Repeat, exactly and completely, the material that follows. Omit the pictures.

----- Extracted material

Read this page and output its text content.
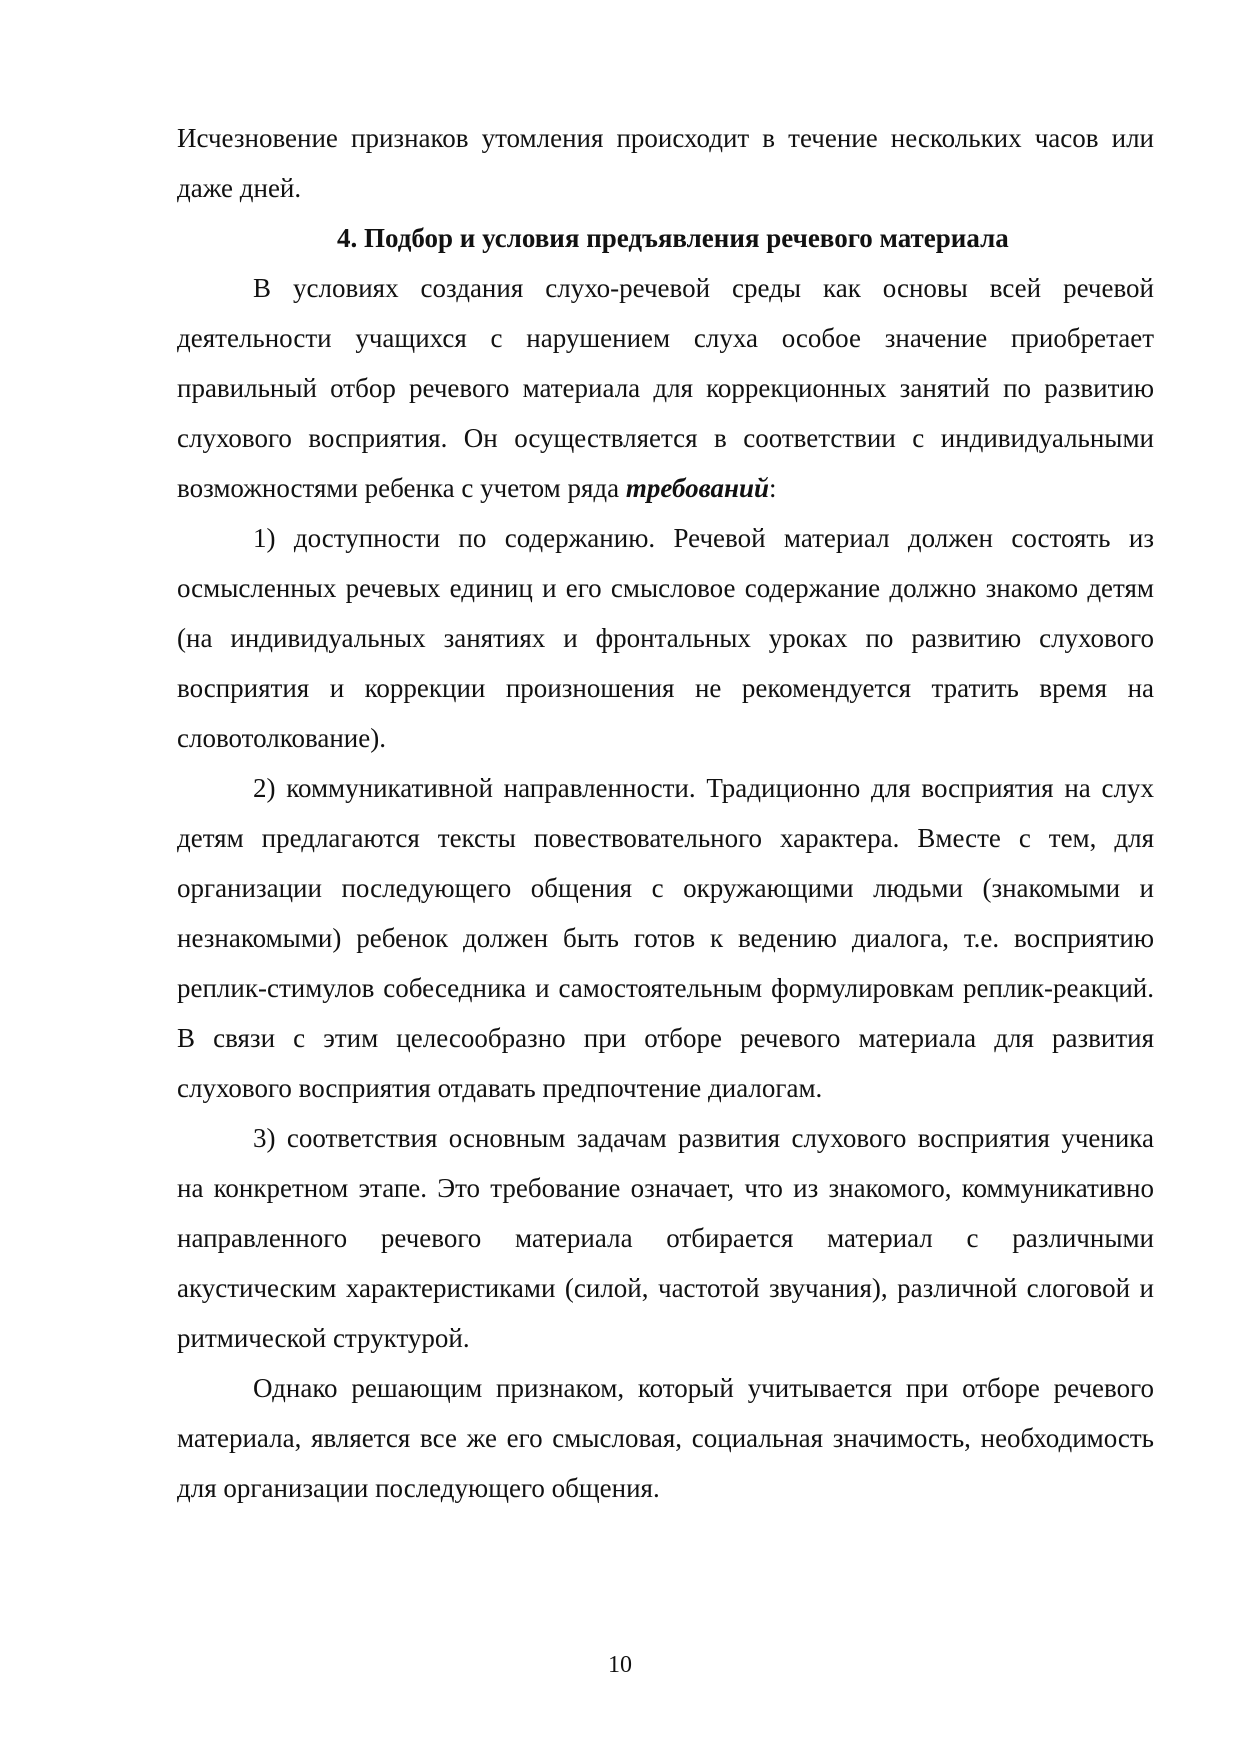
Исчезновение признаков утомления происходит в течение нескольких часов или даже дней.

4. Подбор и условия предъявления речевого материала

В условиях создания слухо-речевой среды как основы всей речевой деятельности учащихся с нарушением слуха особое значение приобретает правильный отбор речевого материала для коррекционных занятий по развитию слухового восприятия. Он осуществляется в соответствии с индивидуальными возможностями ребенка с учетом ряда требований:

1) доступности по содержанию. Речевой материал должен состоять из осмысленных речевых единиц и его смысловое содержание должно знакомо детям (на индивидуальных занятиях и фронтальных уроках по развитию слухового восприятия и коррекции произношения не рекомендуется тратить время на словотолкование).

2) коммуникативной направленности. Традиционно для восприятия на слух детям предлагаются тексты повествовательного характера. Вместе с тем, для организации последующего общения с окружающими людьми (знакомыми и незнакомыми) ребенок должен быть готов к ведению диалога, т.е. восприятию реплик-стимулов собеседника и самостоятельным формулировкам реплик-реакций. В связи с этим целесообразно при отборе речевого материала для развития слухового восприятия отдавать предпочтение диалогам.

3) соответствия основным задачам развития слухового восприятия ученика на конкретном этапе. Это требование означает, что из знакомого, коммуникативно направленного речевого материала отбирается материал с различными акустическим характеристиками (силой, частотой звучания), различной слоговой и ритмической структурой.

Однако решающим признаком, который учитывается при отборе речевого материала, является все же его смысловая, социальная значимость, необходимость для организации последующего общения.

10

----------

▸ Answer to the task:
Read this page and output its text content.
Исчезновение признаков утомления происходит в течение нескольких часов или даже дней.

4. Подбор и условия предъявления речевого материала

В условиях создания слухо-речевой среды как основы всей речевой деятельности учащихся с нарушением слуха особое значение приобретает правильный отбор речевого материала для коррекционных занятий по развитию слухового восприятия. Он осуществляется в соответствии с индивидуальными возможностями ребенка с учетом ряда требований:

1) доступности по содержанию. Речевой материал должен состоять из осмысленных речевых единиц и его смысловое содержание должно знакомо детям (на индивидуальных занятиях и фронтальных уроках по развитию слухового восприятия и коррекции произношения не рекомендуется тратить время на словотолкование).

2) коммуникативной направленности. Традиционно для восприятия на слух детям предлагаются тексты повествовательного характера. Вместе с тем, для организации последующего общения с окружающими людьми (знакомыми и незнакомыми) ребенок должен быть готов к ведению диалога, т.е. восприятию реплик-стимулов собеседника и самостоятельным формулировкам реплик-реакций. В связи с этим целесообразно при отборе речевого материала для развития слухового восприятия отдавать предпочтение диалогам.

3) соответствия основным задачам развития слухового восприятия ученика на конкретном этапе. Это требование означает, что из знакомого, коммуникативно направленного речевого материала отбирается материал с различными акустическим характеристиками (силой, частотой звучания), различной слоговой и ритмической структурой.

Однако решающим признаком, который учитывается при отборе речевого материала, является все же его смысловая, социальная значимость, необходимость для организации последующего общения.

10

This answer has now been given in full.